**Selected extract**.
Classic DMS systems often have conventional Windows user interfaces. These confront the user with a multitude of nested menu items.
Much more intuitive are interfaces that are designed similarly to apps on smartphones. Here, the user is only offered the menu items that make sense in the respective user context. The interface is clearer and more clearly structured. It supports the user effectively. They can familiarize themselves with the solution step by step.
If you opt for a cloud solution or a SaaS offering, you can use the solution on any end device immediately after the introduction of the DMS. All you need is a browser. The user interface automatically adapts to the size of the screen.
Employees love this way of working. They can easily use the solution at any time and from any location and access all relevant information.
After the DMS has been implemented, it is important to continuously adapt the solution to changing processes. The easier it is to implement such changes, the greater the long-term success of the DMS rollout. Before making a decision, be sure to check how costly changes to the system will be. Do you need an expensive expert from the manufacturer or can your IT department or employees in specialist departments make changes themselves?
How time-consuming are these changes? Setting up a new process can take weeks or even months. At worst, you start with renewed inventory and analysis followed by painfully expensive implementation. Modern cloud solutions simply adapt to changing conditions. In this way, your solution remains up-to-date and shows sustainable success.
Collaboration and completeness
Generally, the better a DMS system supports your employees in their daily work, the more they accept it. It is therefore essential that processes can be completely edited within the new solution.
If your employees have to resort to using e-mails due to a lack of editing options, acceptance and productivity will drop.
Introduction, training, support in case of questions
In addition to the software itself, the software provider is of great importance. It is ideal if the DMS software, the introduction and the training provided come from one source.
The availability of support is also important. Can your employees reach a hotline of the manufacturer themselves? Are knowledgeable people there to provide advice and assistance? Are step-by-step instructions also available in the form of video tutorials? Of course, a classic manual should not be missing either.

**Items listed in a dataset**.
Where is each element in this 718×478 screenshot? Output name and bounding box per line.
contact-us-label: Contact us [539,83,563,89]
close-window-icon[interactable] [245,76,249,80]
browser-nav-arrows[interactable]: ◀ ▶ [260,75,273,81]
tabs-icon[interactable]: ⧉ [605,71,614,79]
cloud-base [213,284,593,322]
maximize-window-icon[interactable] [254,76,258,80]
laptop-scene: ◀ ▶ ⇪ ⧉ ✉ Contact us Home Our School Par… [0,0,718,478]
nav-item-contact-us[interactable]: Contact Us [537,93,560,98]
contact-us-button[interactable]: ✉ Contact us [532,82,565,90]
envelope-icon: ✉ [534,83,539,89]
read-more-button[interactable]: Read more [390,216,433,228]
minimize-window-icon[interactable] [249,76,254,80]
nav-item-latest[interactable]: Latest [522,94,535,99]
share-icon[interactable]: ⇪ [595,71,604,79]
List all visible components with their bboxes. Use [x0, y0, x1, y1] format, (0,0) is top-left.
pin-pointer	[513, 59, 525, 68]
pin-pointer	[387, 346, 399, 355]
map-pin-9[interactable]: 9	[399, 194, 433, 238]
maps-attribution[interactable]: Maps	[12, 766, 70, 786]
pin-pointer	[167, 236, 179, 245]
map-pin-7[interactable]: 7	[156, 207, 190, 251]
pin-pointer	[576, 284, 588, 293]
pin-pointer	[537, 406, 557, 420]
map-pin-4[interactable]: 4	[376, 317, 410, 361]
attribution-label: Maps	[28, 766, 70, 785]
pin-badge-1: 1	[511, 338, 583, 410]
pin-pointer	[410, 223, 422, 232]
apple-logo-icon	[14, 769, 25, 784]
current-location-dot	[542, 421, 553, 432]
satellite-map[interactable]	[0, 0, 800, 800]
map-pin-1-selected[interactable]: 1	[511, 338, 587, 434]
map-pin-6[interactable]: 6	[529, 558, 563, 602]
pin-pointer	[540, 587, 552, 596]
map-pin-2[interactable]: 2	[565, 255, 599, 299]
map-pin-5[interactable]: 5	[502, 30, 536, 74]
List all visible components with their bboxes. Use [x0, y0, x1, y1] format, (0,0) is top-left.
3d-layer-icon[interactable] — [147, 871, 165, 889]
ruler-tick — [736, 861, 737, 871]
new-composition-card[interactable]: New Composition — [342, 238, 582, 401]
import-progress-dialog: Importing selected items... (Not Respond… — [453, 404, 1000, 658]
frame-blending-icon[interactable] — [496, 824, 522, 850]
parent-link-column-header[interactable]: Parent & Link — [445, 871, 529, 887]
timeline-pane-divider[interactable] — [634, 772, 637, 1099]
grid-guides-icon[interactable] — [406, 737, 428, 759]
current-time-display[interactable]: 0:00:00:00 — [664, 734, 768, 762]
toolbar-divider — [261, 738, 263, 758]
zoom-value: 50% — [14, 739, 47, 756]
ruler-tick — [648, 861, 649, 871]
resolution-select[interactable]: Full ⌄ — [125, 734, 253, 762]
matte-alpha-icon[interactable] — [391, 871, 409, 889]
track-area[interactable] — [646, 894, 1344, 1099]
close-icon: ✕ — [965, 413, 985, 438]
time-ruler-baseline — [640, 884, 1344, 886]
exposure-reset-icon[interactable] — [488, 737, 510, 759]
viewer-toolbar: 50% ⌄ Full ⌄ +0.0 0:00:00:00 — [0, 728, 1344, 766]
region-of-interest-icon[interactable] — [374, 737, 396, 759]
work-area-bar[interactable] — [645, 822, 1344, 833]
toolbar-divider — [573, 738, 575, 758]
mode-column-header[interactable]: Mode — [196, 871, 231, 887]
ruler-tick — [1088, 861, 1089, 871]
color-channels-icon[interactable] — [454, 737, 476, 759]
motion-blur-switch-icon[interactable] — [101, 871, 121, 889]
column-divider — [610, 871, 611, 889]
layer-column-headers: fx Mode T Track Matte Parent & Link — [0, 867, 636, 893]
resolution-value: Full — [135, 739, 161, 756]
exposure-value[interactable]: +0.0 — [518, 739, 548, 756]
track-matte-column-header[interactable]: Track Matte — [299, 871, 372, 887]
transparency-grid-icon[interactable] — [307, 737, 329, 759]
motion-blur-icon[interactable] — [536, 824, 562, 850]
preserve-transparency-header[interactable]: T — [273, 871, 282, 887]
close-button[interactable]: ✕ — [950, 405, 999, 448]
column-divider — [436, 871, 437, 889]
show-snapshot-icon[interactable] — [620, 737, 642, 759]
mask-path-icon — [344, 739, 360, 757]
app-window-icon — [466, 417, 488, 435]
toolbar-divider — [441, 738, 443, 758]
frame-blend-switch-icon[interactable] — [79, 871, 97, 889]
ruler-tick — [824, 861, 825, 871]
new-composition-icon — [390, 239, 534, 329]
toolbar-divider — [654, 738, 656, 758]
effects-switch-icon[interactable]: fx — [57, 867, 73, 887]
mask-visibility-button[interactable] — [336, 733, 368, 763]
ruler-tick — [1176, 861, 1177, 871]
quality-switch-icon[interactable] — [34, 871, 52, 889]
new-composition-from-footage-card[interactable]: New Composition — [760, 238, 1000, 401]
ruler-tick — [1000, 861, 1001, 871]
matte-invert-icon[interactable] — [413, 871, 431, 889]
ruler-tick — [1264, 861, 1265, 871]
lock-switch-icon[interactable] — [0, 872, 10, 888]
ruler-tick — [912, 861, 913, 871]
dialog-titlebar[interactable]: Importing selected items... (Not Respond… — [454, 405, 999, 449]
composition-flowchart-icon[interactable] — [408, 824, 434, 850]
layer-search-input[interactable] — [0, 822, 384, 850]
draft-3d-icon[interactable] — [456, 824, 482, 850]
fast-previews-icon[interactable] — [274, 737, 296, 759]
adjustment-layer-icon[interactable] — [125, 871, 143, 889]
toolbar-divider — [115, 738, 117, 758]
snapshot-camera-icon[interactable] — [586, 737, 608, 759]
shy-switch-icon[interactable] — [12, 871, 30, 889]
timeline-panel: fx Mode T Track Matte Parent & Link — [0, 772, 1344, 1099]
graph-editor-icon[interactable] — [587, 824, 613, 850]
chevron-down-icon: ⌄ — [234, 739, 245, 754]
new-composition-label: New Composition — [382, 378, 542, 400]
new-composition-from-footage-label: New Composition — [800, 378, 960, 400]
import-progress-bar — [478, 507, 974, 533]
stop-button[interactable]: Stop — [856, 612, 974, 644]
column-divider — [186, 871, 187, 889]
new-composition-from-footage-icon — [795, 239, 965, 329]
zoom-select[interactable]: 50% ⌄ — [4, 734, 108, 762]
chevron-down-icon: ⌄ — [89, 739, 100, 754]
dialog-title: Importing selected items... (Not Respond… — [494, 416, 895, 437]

**Work order**. What does the text on choosing a DMS say between "Much more intuitive" and "all relevant information.", inclusive? Give that part again word for word.

**Answer section**.
Much more intuitive are interfaces that are designed similarly to apps on smartphones. Here, the user is only offered the menu items that make sense in the respective user context. The interface is clearer and more clearly structured. It supports the user effectively. They can familiarize themselves with the solution step by step.
If you opt for a cloud solution or a SaaS offering, you can use the solution on any end device immediately after the introduction of the DMS. All you need is a browser. The user interface automatically adapts to the size of the screen.
Employees love this way of working. They can easily use the solution at any time and from any location and access all relevant information.